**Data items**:

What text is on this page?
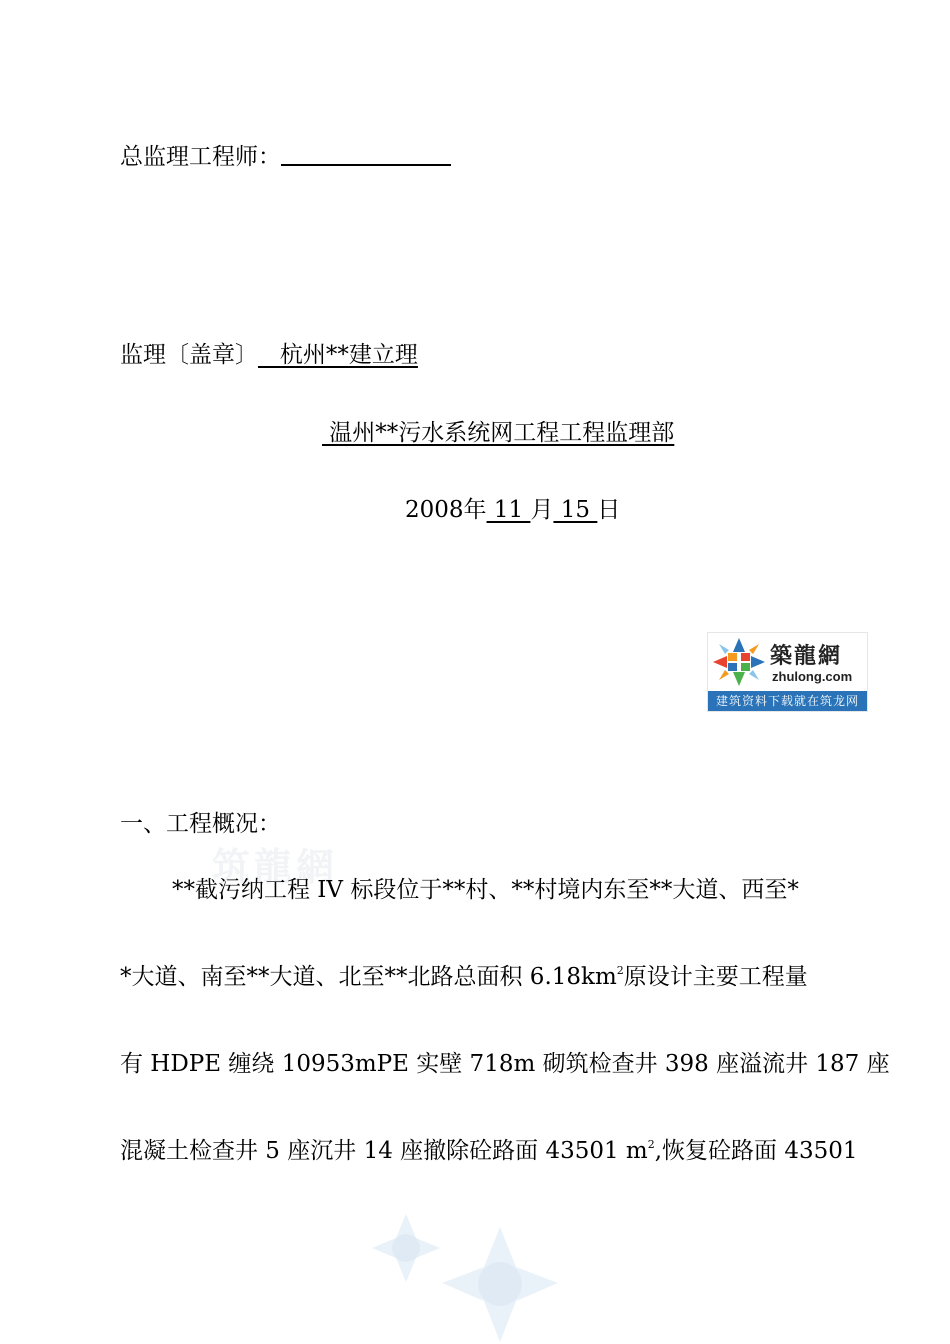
总监理工程师：
监理〔盖章〕   杭州**建立理
温州**污水系统网工程工程监理部
2008年 11 月 15 日
築龍網
zhulong.com
建筑资料下载就在筑龙网
筑龍網
一、工程概况：
**截污纳工程 IV 标段位于**村、**村境内东至**大道、西至*
*大道、南至**大道、北至**北路总面积 $6.18km^2$原设计主要工程量
有 HDPE 缠绕 10953mPE 实壁 718m 砌筑检查井 398 座溢流井 187 座
混凝土检查井 5 座沉井 14 座撤除砼路面 43501 $m^2$,恢复砼路面 43501
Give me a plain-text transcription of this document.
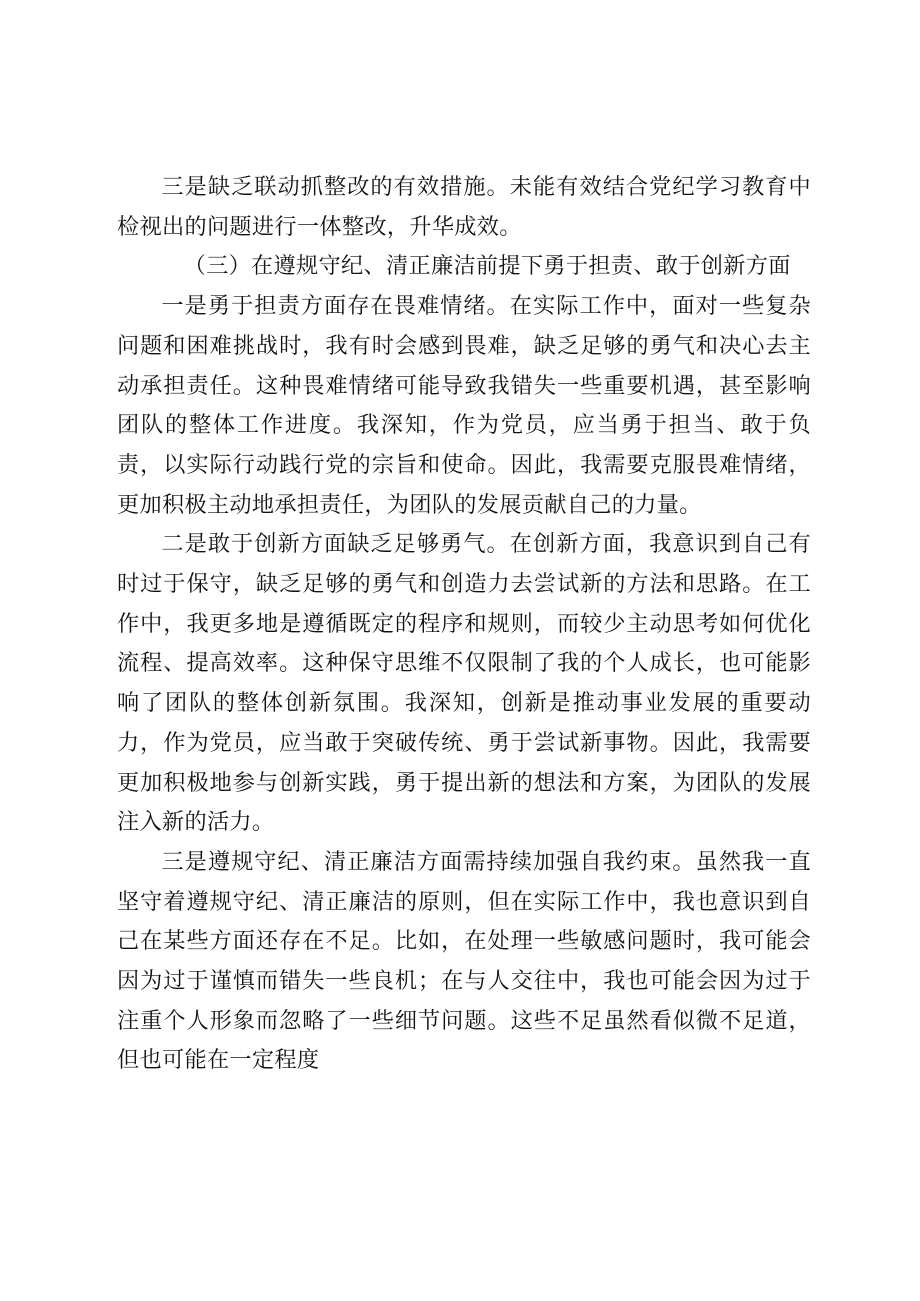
三是缺乏联动抓整改的有效措施。未能有效结合党纪学习教育中检视出的问题进行一体整改，升华成效。

（三）在遵规守纪、清正廉洁前提下勇于担责、敢于创新方面

一是勇于担责方面存在畏难情绪。在实际工作中，面对一些复杂问题和困难挑战时，我有时会感到畏难，缺乏足够的勇气和决心去主动承担责任。这种畏难情绪可能导致我错失一些重要机遇，甚至影响团队的整体工作进度。我深知，作为党员，应当勇于担当、敢于负责，以实际行动践行党的宗旨和使命。因此，我需要克服畏难情绪，更加积极主动地承担责任，为团队的发展贡献自己的力量。

二是敢于创新方面缺乏足够勇气。在创新方面，我意识到自己有时过于保守，缺乏足够的勇气和创造力去尝试新的方法和思路。在工作中，我更多地是遵循既定的程序和规则，而较少主动思考如何优化流程、提高效率。这种保守思维不仅限制了我的个人成长，也可能影响了团队的整体创新氛围。我深知，创新是推动事业发展的重要动力，作为党员，应当敢于突破传统、勇于尝试新事物。因此，我需要更加积极地参与创新实践，勇于提出新的想法和方案，为团队的发展注入新的活力。

三是遵规守纪、清正廉洁方面需持续加强自我约束。虽然我一直坚守着遵规守纪、清正廉洁的原则，但在实际工作中，我也意识到自己在某些方面还存在不足。比如，在处理一些敏感问题时，我可能会因为过于谨慎而错失一些良机；在与人交往中，我也可能会因为过于注重个人形象而忽略了一些细节问题。这些不足虽然看似微不足道，但也可能在一定程度
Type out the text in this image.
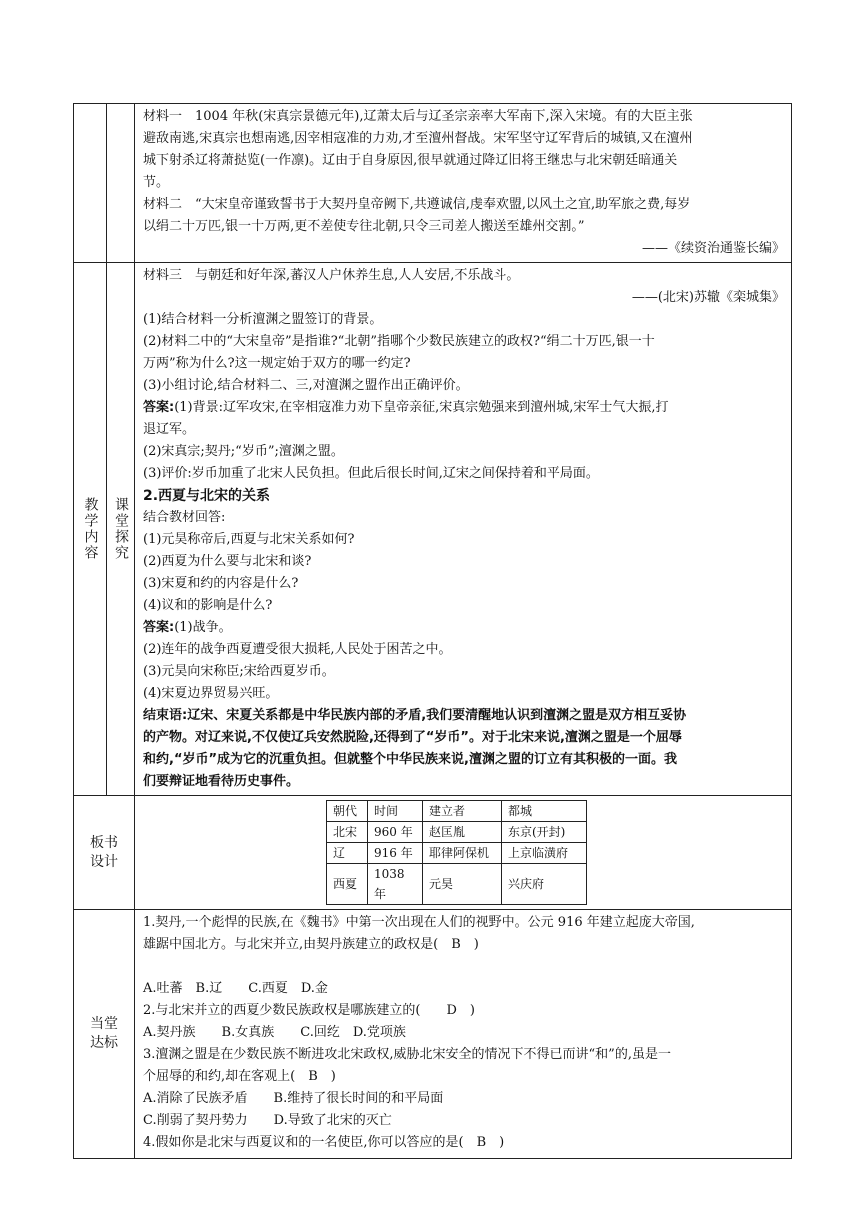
材料一　1004 年秋(宋真宗景德元年),辽萧太后与辽圣宗亲率大军南下,深入宋境。有的大臣主张

避敌南逃,宋真宗也想南逃,因宰相寇准的力劝,才至澶州督战。宋军坚守辽军背后的城镇,又在澶州

城下射杀辽将萧挞览(一作凛)。辽由于自身原因,很早就通过降辽旧将王继忠与北宋朝廷暗通关

节。

材料二　“大宋皇帝谨致誓书于大契丹皇帝阙下,共遵诚信,虔奉欢盟,以风土之宜,助军旅之费,每岁

以绢二十万匹,银一十万两,更不差使专往北朝,只令三司差人搬送至雄州交割。”

——《续资治通鉴长编》

教学内容	课堂探究

材料三　与朝廷和好年深,蕃汉人户休养生息,人人安居,不乐战斗。

——(北宋)苏辙《栾城集》

(1)结合材料一分析澶渊之盟签订的背景。

(2)材料二中的“大宋皇帝”是指谁?“北朝”指哪个少数民族建立的政权?“绢二十万匹,银一十

万两”称为什么?这一规定始于双方的哪一约定?

(3)小组讨论,结合材料二、三,对澶渊之盟作出正确评价。

答案:(1)背景:辽军攻宋,在宰相寇准力劝下皇帝亲征,宋真宗勉强来到澶州城,宋军士气大振,打

退辽军。

(2)宋真宗;契丹;“岁币”;澶渊之盟。

(3)评价:岁币加重了北宋人民负担。但此后很长时间,辽宋之间保持着和平局面。

2.西夏与北宋的关系

结合教材回答:

(1)元昊称帝后,西夏与北宋关系如何?

(2)西夏为什么要与北宋和谈?

(3)宋夏和约的内容是什么?

(4)议和的影响是什么?

答案:(1)战争。

(2)连年的战争西夏遭受很大损耗,人民处于困苦之中。

(3)元昊向宋称臣;宋给西夏岁币。

(4)宋夏边界贸易兴旺。

结束语:辽宋、宋夏关系都是中华民族内部的矛盾,我们要清醒地认识到澶渊之盟是双方相互妥协

的产物。对辽来说,不仅使辽兵安然脱险,还得到了“岁币”。对于北宋来说,澶渊之盟是一个屈辱

和约,“岁币”成为它的沉重负担。但就整个中华民族来说,澶渊之盟的订立有其积极的一面。我

们要辩证地看待历史事件。

板书设计

朝代	时间	建立者	都城
北宋	960 年	赵匡胤	东京(开封)
辽	916 年	耶律阿保机	上京临潢府
西夏	1038 年	元昊	兴庆府

当堂达标

1.契丹,一个彪悍的民族,在《魏书》中第一次出现在人们的视野中。公元 916 年建立起庞大帝国,

雄踞中国北方。与北宋并立,由契丹族建立的政权是(　B　)

A.吐蕃　B.辽　　C.西夏　D.金

2.与北宋并立的西夏少数民族政权是哪族建立的(　　D　)

A.契丹族　　B.女真族　　C.回纥　D.党项族

3.澶渊之盟是在少数民族不断进攻北宋政权,威胁北宋安全的情况下不得已而讲“和”的,虽是一

个屈辱的和约,却在客观上(　B　)

A.消除了民族矛盾　　B.维持了很长时间的和平局面

C.削弱了契丹势力　　D.导致了北宋的灭亡

4.假如你是北宋与西夏议和的一名使臣,你可以答应的是(　B　)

**WRITTEN PROBLEM**: Repeat the records above exactly, omitting every picture.

**SOLUTION FOR THIS TASK**:
What text is on this page?
总监理工程师：
监理〔盖章〕   杭州**建立理
温州**污水系统网工程工程监理部
2008年 11 月 15 日
築龍網
zhulong.com
建筑资料下载就在筑龙网
筑龍網
一、工程概况：
**截污纳工程 IV 标段位于**村、**村境内东至**大道、西至*
*大道、南至**大道、北至**北路总面积 $6.18km^2$原设计主要工程量
有 HDPE 缠绕 10953mPE 实壁 718m 砌筑检查井 398 座溢流井 187 座
混凝土检查井 5 座沉井 14 座撤除砼路面 43501 $m^2$,恢复砼路面 43501
Give me a plain-text transcription of this document.
三是缺乏联动抓整改的有效措施。未能有效结合党纪学习教育中检视出的问题进行一体整改，升华成效。

（三）在遵规守纪、清正廉洁前提下勇于担责、敢于创新方面

一是勇于担责方面存在畏难情绪。在实际工作中，面对一些复杂问题和困难挑战时，我有时会感到畏难，缺乏足够的勇气和决心去主动承担责任。这种畏难情绪可能导致我错失一些重要机遇，甚至影响团队的整体工作进度。我深知，作为党员，应当勇于担当、敢于负责，以实际行动践行党的宗旨和使命。因此，我需要克服畏难情绪，更加积极主动地承担责任，为团队的发展贡献自己的力量。

二是敢于创新方面缺乏足够勇气。在创新方面，我意识到自己有时过于保守，缺乏足够的勇气和创造力去尝试新的方法和思路。在工作中，我更多地是遵循既定的程序和规则，而较少主动思考如何优化流程、提高效率。这种保守思维不仅限制了我的个人成长，也可能影响了团队的整体创新氛围。我深知，创新是推动事业发展的重要动力，作为党员，应当敢于突破传统、勇于尝试新事物。因此，我需要更加积极地参与创新实践，勇于提出新的想法和方案，为团队的发展注入新的活力。

三是遵规守纪、清正廉洁方面需持续加强自我约束。虽然我一直坚守着遵规守纪、清正廉洁的原则，但在实际工作中，我也意识到自己在某些方面还存在不足。比如，在处理一些敏感问题时，我可能会因为过于谨慎而错失一些良机；在与人交往中，我也可能会因为过于注重个人形象而忽略了一些细节问题。这些不足虽然看似微不足道，但也可能在一定程度
Type out the text in this image.
材料一　1004 年秋(宋真宗景德元年),辽萧太后与辽圣宗亲率大军南下,深入宋境。有的大臣主张

避敌南逃,宋真宗也想南逃,因宰相寇准的力劝,才至澶州督战。宋军坚守辽军背后的城镇,又在澶州

城下射杀辽将萧挞览(一作凛)。辽由于自身原因,很早就通过降辽旧将王继忠与北宋朝廷暗通关

节。

材料二　“大宋皇帝谨致誓书于大契丹皇帝阙下,共遵诚信,虔奉欢盟,以风土之宜,助军旅之费,每岁

以绢二十万匹,银一十万两,更不差使专往北朝,只令三司差人搬送至雄州交割。”

——《续资治通鉴长编》

教学内容	课堂探究

材料三　与朝廷和好年深,蕃汉人户休养生息,人人安居,不乐战斗。

——(北宋)苏辙《栾城集》

(1)结合材料一分析澶渊之盟签订的背景。

(2)材料二中的“大宋皇帝”是指谁?“北朝”指哪个少数民族建立的政权?“绢二十万匹,银一十

万两”称为什么?这一规定始于双方的哪一约定?

(3)小组讨论,结合材料二、三,对澶渊之盟作出正确评价。

答案:(1)背景:辽军攻宋,在宰相寇准力劝下皇帝亲征,宋真宗勉强来到澶州城,宋军士气大振,打

退辽军。

(2)宋真宗;契丹;“岁币”;澶渊之盟。

(3)评价:岁币加重了北宋人民负担。但此后很长时间,辽宋之间保持着和平局面。

2.西夏与北宋的关系

结合教材回答:

(1)元昊称帝后,西夏与北宋关系如何?

(2)西夏为什么要与北宋和谈?

(3)宋夏和约的内容是什么?

(4)议和的影响是什么?

答案:(1)战争。

(2)连年的战争西夏遭受很大损耗,人民处于困苦之中。

(3)元昊向宋称臣;宋给西夏岁币。

(4)宋夏边界贸易兴旺。

结束语:辽宋、宋夏关系都是中华民族内部的矛盾,我们要清醒地认识到澶渊之盟是双方相互妥协

的产物。对辽来说,不仅使辽兵安然脱险,还得到了“岁币”。对于北宋来说,澶渊之盟是一个屈辱

和约,“岁币”成为它的沉重负担。但就整个中华民族来说,澶渊之盟的订立有其积极的一面。我

们要辩证地看待历史事件。

板书设计

朝代	时间	建立者	都城
北宋	960 年	赵匡胤	东京(开封)
辽	916 年	耶律阿保机	上京临潢府
西夏	1038 年	元昊	兴庆府

当堂达标

1.契丹,一个彪悍的民族,在《魏书》中第一次出现在人们的视野中。公元 916 年建立起庞大帝国,

雄踞中国北方。与北宋并立,由契丹族建立的政权是(　B　)

A.吐蕃　B.辽　　C.西夏　D.金

2.与北宋并立的西夏少数民族政权是哪族建立的(　　D　)

A.契丹族　　B.女真族　　C.回纥　D.党项族

3.澶渊之盟是在少数民族不断进攻北宋政权,威胁北宋安全的情况下不得已而讲“和”的,虽是一

个屈辱的和约,却在客观上(　B　)

A.消除了民族矛盾　　B.维持了很长时间的和平局面

C.削弱了契丹势力　　D.导致了北宋的灭亡

4.假如你是北宋与西夏议和的一名使臣,你可以答应的是(　B　)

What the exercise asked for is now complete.